■ The task ■
Write out every record below exactly as it appears.

■ Dataset records ■

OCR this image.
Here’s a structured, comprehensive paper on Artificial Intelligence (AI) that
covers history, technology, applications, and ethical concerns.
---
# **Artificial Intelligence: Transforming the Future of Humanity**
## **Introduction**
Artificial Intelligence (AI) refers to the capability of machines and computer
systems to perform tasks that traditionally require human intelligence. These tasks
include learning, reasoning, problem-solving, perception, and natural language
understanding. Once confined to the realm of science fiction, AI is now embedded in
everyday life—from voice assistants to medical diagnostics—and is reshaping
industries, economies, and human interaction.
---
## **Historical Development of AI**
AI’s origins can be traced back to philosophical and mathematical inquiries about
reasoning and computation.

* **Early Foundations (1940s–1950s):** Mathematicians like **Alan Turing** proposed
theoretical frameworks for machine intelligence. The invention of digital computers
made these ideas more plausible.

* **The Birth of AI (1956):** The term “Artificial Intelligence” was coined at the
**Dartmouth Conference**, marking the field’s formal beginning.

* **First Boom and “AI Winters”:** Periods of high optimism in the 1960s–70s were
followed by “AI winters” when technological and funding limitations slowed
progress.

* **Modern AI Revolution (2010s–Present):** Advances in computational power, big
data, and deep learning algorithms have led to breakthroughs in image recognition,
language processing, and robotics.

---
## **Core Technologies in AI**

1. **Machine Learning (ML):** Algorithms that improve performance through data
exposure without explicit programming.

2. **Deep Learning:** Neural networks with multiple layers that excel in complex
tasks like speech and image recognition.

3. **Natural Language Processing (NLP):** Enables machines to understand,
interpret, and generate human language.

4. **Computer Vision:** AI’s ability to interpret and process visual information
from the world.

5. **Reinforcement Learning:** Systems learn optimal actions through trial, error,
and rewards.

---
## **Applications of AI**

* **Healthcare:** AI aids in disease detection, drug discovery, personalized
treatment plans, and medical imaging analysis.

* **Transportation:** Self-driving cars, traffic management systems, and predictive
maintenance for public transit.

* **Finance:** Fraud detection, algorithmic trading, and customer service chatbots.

■ Final answer ■
OCR this image.
Here’s a structured, comprehensive paper on Artificial Intelligence (AI) that
covers history, technology, applications, and ethical concerns.
---
# **Artificial Intelligence: Transforming the Future of Humanity**
## **Introduction**
Artificial Intelligence (AI) refers to the capability of machines and computer
systems to perform tasks that traditionally require human intelligence. These tasks
include learning, reasoning, problem-solving, perception, and natural language
understanding. Once confined to the realm of science fiction, AI is now embedded in
everyday life—from voice assistants to medical diagnostics—and is reshaping
industries, economies, and human interaction.
---
## **Historical Development of AI**
AI’s origins can be traced back to philosophical and mathematical inquiries about
reasoning and computation.

* **Early Foundations (1940s–1950s):** Mathematicians like **Alan Turing** proposed
theoretical frameworks for machine intelligence. The invention of digital computers
made these ideas more plausible.

* **The Birth of AI (1956):** The term “Artificial Intelligence” was coined at the
**Dartmouth Conference**, marking the field’s formal beginning.

* **First Boom and “AI Winters”:** Periods of high optimism in the 1960s–70s were
followed by “AI winters” when technological and funding limitations slowed
progress.

* **Modern AI Revolution (2010s–Present):** Advances in computational power, big
data, and deep learning algorithms have led to breakthroughs in image recognition,
language processing, and robotics.

---
## **Core Technologies in AI**

1. **Machine Learning (ML):** Algorithms that improve performance through data
exposure without explicit programming.

2. **Deep Learning:** Neural networks with multiple layers that excel in complex
tasks like speech and image recognition.

3. **Natural Language Processing (NLP):** Enables machines to understand,
interpret, and generate human language.

4. **Computer Vision:** AI’s ability to interpret and process visual information
from the world.

5. **Reinforcement Learning:** Systems learn optimal actions through trial, error,
and rewards.

---
## **Applications of AI**

* **Healthcare:** AI aids in disease detection, drug discovery, personalized
treatment plans, and medical imaging analysis.

* **Transportation:** Self-driving cars, traffic management systems, and predictive
maintenance for public transit.

* **Finance:** Fraud detection, algorithmic trading, and customer service chatbots.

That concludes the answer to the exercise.